Reproduce all of the records exactly.

....

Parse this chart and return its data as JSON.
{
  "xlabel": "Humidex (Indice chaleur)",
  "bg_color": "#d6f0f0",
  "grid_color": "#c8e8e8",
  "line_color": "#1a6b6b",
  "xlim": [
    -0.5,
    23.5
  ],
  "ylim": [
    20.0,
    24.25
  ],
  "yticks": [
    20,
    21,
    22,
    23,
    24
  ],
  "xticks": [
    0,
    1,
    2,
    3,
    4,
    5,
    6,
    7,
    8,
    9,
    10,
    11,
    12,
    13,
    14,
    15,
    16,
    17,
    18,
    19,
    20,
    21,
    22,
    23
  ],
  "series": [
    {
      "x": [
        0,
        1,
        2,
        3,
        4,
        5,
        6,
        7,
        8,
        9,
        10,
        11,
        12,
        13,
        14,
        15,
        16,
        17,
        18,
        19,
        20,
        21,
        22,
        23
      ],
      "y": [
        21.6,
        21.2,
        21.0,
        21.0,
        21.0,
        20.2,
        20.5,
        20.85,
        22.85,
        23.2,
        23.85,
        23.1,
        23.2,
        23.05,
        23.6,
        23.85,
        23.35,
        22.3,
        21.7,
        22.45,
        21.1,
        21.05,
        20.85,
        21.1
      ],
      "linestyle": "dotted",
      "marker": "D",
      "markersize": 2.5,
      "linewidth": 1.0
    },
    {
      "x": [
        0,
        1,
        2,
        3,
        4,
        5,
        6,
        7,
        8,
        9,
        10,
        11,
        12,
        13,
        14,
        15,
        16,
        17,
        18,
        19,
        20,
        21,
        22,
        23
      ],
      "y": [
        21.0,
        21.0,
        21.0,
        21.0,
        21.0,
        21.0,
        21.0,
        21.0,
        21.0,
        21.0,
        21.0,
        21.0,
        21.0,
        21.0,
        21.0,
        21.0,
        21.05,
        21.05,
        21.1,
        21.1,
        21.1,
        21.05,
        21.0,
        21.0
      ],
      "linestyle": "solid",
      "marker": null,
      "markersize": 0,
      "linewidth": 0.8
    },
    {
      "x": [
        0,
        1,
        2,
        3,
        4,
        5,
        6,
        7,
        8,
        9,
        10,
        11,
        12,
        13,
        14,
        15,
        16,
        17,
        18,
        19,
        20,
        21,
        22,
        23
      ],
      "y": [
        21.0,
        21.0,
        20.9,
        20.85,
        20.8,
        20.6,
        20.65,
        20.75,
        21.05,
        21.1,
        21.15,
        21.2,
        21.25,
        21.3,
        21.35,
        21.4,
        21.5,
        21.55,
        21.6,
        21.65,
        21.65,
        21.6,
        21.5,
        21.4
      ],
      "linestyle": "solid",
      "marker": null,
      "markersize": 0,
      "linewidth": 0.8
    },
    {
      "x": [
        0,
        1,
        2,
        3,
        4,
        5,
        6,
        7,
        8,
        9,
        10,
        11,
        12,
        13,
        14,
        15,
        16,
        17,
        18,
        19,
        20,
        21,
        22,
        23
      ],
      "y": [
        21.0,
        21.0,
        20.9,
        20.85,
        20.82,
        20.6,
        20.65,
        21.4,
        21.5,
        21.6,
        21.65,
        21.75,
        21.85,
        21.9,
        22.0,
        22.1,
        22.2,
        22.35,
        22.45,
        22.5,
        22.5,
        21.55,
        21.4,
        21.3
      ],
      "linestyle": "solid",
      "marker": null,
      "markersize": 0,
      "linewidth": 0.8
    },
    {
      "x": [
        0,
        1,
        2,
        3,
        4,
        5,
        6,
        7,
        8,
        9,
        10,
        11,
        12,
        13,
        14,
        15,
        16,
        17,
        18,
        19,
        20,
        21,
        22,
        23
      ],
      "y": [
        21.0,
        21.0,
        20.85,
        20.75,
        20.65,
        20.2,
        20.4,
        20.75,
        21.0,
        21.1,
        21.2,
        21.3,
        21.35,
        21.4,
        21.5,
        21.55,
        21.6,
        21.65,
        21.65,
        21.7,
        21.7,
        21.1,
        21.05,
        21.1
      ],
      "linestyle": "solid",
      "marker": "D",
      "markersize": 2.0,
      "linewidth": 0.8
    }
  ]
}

....

Written solution:
Parse this chart and return its data as JSON.
{
  "xlabel": "Humidex (Indice chaleur)",
  "bg_color": "#d6f0f0",
  "grid_color": "#c8e8e8",
  "line_color": "#1a6b6b",
  "xlim": [
    -0.5,
    23.5
  ],
  "ylim": [
    20.0,
    24.25
  ],
  "yticks": [
    20,
    21,
    22,
    23,
    24
  ],
  "xticks": [
    0,
    1,
    2,
    3,
    4,
    5,
    6,
    7,
    8,
    9,
    10,
    11,
    12,
    13,
    14,
    15,
    16,
    17,
    18,
    19,
    20,
    21,
    22,
    23
  ],
  "series": [
    {
      "x": [
        0,
        1,
        2,
        3,
        4,
        5,
        6,
        7,
        8,
        9,
        10,
        11,
        12,
        13,
        14,
        15,
        16,
        17,
        18,
        19,
        20,
        21,
        22,
        23
      ],
      "y": [
        21.6,
        21.2,
        21.0,
        21.0,
        21.0,
        20.2,
        20.5,
        20.85,
        22.85,
        23.2,
        23.85,
        23.1,
        23.2,
        23.05,
        23.6,
        23.85,
        23.35,
        22.3,
        21.7,
        22.45,
        21.1,
        21.05,
        20.85,
        21.1
      ],
      "linestyle": "dotted",
      "marker": "D",
      "markersize": 2.5,
      "linewidth": 1.0
    },
    {
      "x": [
        0,
        1,
        2,
        3,
        4,
        5,
        6,
        7,
        8,
        9,
        10,
        11,
        12,
        13,
        14,
        15,
        16,
        17,
        18,
        19,
        20,
        21,
        22,
        23
      ],
      "y": [
        21.0,
        21.0,
        21.0,
        21.0,
        21.0,
        21.0,
        21.0,
        21.0,
        21.0,
        21.0,
        21.0,
        21.0,
        21.0,
        21.0,
        21.0,
        21.0,
        21.05,
        21.05,
        21.1,
        21.1,
        21.1,
        21.05,
        21.0,
        21.0
      ],
      "linestyle": "solid",
      "marker": null,
      "markersize": 0,
      "linewidth": 0.8
    },
    {
      "x": [
        0,
        1,
        2,
        3,
        4,
        5,
        6,
        7,
        8,
        9,
        10,
        11,
        12,
        13,
        14,
        15,
        16,
        17,
        18,
        19,
        20,
        21,
        22,
        23
      ],
      "y": [
        21.0,
        21.0,
        20.9,
        20.85,
        20.8,
        20.6,
        20.65,
        20.75,
        21.05,
        21.1,
        21.15,
        21.2,
        21.25,
        21.3,
        21.35,
        21.4,
        21.5,
        21.55,
        21.6,
        21.65,
        21.65,
        21.6,
        21.5,
        21.4
      ],
      "linestyle": "solid",
      "marker": null,
      "markersize": 0,
      "linewidth": 0.8
    },
    {
      "x": [
        0,
        1,
        2,
        3,
        4,
        5,
        6,
        7,
        8,
        9,
        10,
        11,
        12,
        13,
        14,
        15,
        16,
        17,
        18,
        19,
        20,
        21,
        22,
        23
      ],
      "y": [
        21.0,
        21.0,
        20.9,
        20.85,
        20.82,
        20.6,
        20.65,
        21.4,
        21.5,
        21.6,
        21.65,
        21.75,
        21.85,
        21.9,
        22.0,
        22.1,
        22.2,
        22.35,
        22.45,
        22.5,
        22.5,
        21.55,
        21.4,
        21.3
      ],
      "linestyle": "solid",
      "marker": null,
      "markersize": 0,
      "linewidth": 0.8
    },
    {
      "x": [
        0,
        1,
        2,
        3,
        4,
        5,
        6,
        7,
        8,
        9,
        10,
        11,
        12,
        13,
        14,
        15,
        16,
        17,
        18,
        19,
        20,
        21,
        22,
        23
      ],
      "y": [
        21.0,
        21.0,
        20.85,
        20.75,
        20.65,
        20.2,
        20.4,
        20.75,
        21.0,
        21.1,
        21.2,
        21.3,
        21.35,
        21.4,
        21.5,
        21.55,
        21.6,
        21.65,
        21.65,
        21.7,
        21.7,
        21.1,
        21.05,
        21.1
      ],
      "linestyle": "solid",
      "marker": "D",
      "markersize": 2.0,
      "linewidth": 0.8
    }
  ]
}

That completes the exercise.